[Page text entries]

--------------------------------------------------

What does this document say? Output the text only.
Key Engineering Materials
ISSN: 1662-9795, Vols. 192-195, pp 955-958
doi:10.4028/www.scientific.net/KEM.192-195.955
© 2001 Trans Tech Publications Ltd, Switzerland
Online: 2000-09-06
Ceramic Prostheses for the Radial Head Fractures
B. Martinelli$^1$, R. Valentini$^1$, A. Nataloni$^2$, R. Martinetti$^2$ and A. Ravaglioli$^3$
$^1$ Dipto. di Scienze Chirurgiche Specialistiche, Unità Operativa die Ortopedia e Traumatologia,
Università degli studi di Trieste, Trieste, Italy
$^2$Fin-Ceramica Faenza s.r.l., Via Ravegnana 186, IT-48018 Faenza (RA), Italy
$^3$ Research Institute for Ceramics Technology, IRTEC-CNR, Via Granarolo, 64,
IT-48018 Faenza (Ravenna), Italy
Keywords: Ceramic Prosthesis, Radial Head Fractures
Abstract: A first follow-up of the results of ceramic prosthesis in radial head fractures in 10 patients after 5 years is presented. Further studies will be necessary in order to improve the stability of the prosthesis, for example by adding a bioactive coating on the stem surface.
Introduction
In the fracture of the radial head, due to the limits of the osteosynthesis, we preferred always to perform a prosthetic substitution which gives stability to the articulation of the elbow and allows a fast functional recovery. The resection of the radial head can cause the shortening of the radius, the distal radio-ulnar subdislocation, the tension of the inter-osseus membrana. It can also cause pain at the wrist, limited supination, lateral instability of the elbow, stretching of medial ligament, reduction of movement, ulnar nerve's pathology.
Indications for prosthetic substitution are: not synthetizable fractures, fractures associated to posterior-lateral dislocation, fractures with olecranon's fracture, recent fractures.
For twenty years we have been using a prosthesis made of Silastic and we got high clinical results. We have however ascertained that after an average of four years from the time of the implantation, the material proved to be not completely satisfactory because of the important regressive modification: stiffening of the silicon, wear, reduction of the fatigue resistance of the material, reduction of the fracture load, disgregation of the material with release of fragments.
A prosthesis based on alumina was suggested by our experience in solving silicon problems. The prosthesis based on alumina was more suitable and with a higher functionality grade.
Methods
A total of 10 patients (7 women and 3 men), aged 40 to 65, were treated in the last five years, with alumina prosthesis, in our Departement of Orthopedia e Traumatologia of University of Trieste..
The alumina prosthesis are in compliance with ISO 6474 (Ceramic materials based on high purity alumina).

--------------------------------------------------

== AIM OF THE EXERCISE ==
All of the lines above should be returned exactly as written.

== EXERCISE RESPONSE ==
What does this document say? Output the text only.
Key Engineering Materials
ISSN: 1662-9795, Vols. 192-195, pp 955-958
doi:10.4028/www.scientific.net/KEM.192-195.955
© 2001 Trans Tech Publications Ltd, Switzerland
Online: 2000-09-06
Ceramic Prostheses for the Radial Head Fractures
B. Martinelli$^1$, R. Valentini$^1$, A. Nataloni$^2$, R. Martinetti$^2$ and A. Ravaglioli$^3$
$^1$ Dipto. di Scienze Chirurgiche Specialistiche, Unità Operativa die Ortopedia e Traumatologia,
Università degli studi di Trieste, Trieste, Italy
$^2$Fin-Ceramica Faenza s.r.l., Via Ravegnana 186, IT-48018 Faenza (RA), Italy
$^3$ Research Institute for Ceramics Technology, IRTEC-CNR, Via Granarolo, 64,
IT-48018 Faenza (Ravenna), Italy
Keywords: Ceramic Prosthesis, Radial Head Fractures
Abstract: A first follow-up of the results of ceramic prosthesis in radial head fractures in 10 patients after 5 years is presented. Further studies will be necessary in order to improve the stability of the prosthesis, for example by adding a bioactive coating on the stem surface.
Introduction
In the fracture of the radial head, due to the limits of the osteosynthesis, we preferred always to perform a prosthetic substitution which gives stability to the articulation of the elbow and allows a fast functional recovery. The resection of the radial head can cause the shortening of the radius, the distal radio-ulnar subdislocation, the tension of the inter-osseus membrana. It can also cause pain at the wrist, limited supination, lateral instability of the elbow, stretching of medial ligament, reduction of movement, ulnar nerve's pathology.
Indications for prosthetic substitution are: not synthetizable fractures, fractures associated to posterior-lateral dislocation, fractures with olecranon's fracture, recent fractures.
For twenty years we have been using a prosthesis made of Silastic and we got high clinical results. We have however ascertained that after an average of four years from the time of the implantation, the material proved to be not completely satisfactory because of the important regressive modification: stiffening of the silicon, wear, reduction of the fatigue resistance of the material, reduction of the fracture load, disgregation of the material with release of fragments.
A prosthesis based on alumina was suggested by our experience in solving silicon problems. The prosthesis based on alumina was more suitable and with a higher functionality grade.
Methods
A total of 10 patients (7 women and 3 men), aged 40 to 65, were treated in the last five years, with alumina prosthesis, in our Departement of Orthopedia e Traumatologia of University of Trieste..
The alumina prosthesis are in compliance with ISO 6474 (Ceramic materials based on high purity alumina).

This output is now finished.